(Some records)
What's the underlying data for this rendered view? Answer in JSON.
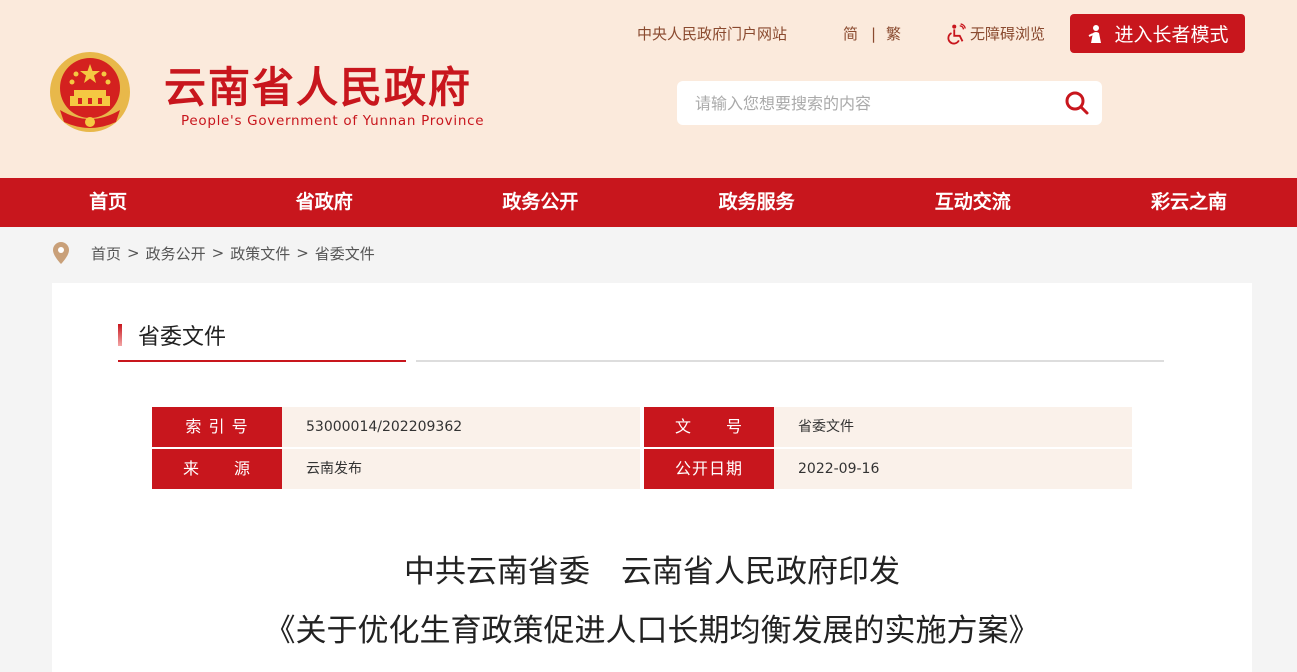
{
  "header": {
    "title": "云南省人民政府",
    "subtitle": "People's Government of Yunnan Province",
    "links": {
      "portal": "中央人民政府门户网站",
      "simplified": "简",
      "separator": "|",
      "traditional": "繁",
      "accessibility": "无障碍浏览"
    },
    "elder_mode": "进入长者模式",
    "search": {
      "placeholder": "请输入您想要搜索的内容"
    }
  },
  "nav": {
    "items": [
      "首页",
      "省政府",
      "政务公开",
      "政务服务",
      "互动交流",
      "彩云之南"
    ]
  },
  "breadcrumb": {
    "items": [
      "首页",
      "政务公开",
      "政策文件",
      "省委文件"
    ],
    "separator": ">"
  },
  "section": {
    "title": "省委文件"
  },
  "meta": {
    "index_no_label": "索 引 号",
    "index_no": "53000014/202209362",
    "doc_no_label": "文　　号",
    "doc_no": "省委文件",
    "source_label": "来　　源",
    "source": "云南发布",
    "date_label": "公开日期",
    "date": "2022-09-16"
  },
  "document": {
    "title_line1": "中共云南省委　云南省人民政府印发",
    "title_line2": "《关于优化生育政策促进人口长期均衡发展的实施方案》"
  },
  "colors": {
    "brand_red": "#c8161d",
    "header_bg": "#fbeadc",
    "meta_bg": "#faf1ea"
  }
}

> _AIM_: Transcribe the records above exactly, omitting every picture they contain.

> _FULL SOLUTION_:
What's the underlying data for this rendered view? Answer in JSON.
{
  "header": {
    "title": "云南省人民政府",
    "subtitle": "People's Government of Yunnan Province",
    "links": {
      "portal": "中央人民政府门户网站",
      "simplified": "简",
      "separator": "|",
      "traditional": "繁",
      "accessibility": "无障碍浏览"
    },
    "elder_mode": "进入长者模式",
    "search": {
      "placeholder": "请输入您想要搜索的内容"
    }
  },
  "nav": {
    "items": [
      "首页",
      "省政府",
      "政务公开",
      "政务服务",
      "互动交流",
      "彩云之南"
    ]
  },
  "breadcrumb": {
    "items": [
      "首页",
      "政务公开",
      "政策文件",
      "省委文件"
    ],
    "separator": ">"
  },
  "section": {
    "title": "省委文件"
  },
  "meta": {
    "index_no_label": "索 引 号",
    "index_no": "53000014/202209362",
    "doc_no_label": "文　　号",
    "doc_no": "省委文件",
    "source_label": "来　　源",
    "source": "云南发布",
    "date_label": "公开日期",
    "date": "2022-09-16"
  },
  "document": {
    "title_line1": "中共云南省委　云南省人民政府印发",
    "title_line2": "《关于优化生育政策促进人口长期均衡发展的实施方案》"
  },
  "colors": {
    "brand_red": "#c8161d",
    "header_bg": "#fbeadc",
    "meta_bg": "#faf1ea"
  }
}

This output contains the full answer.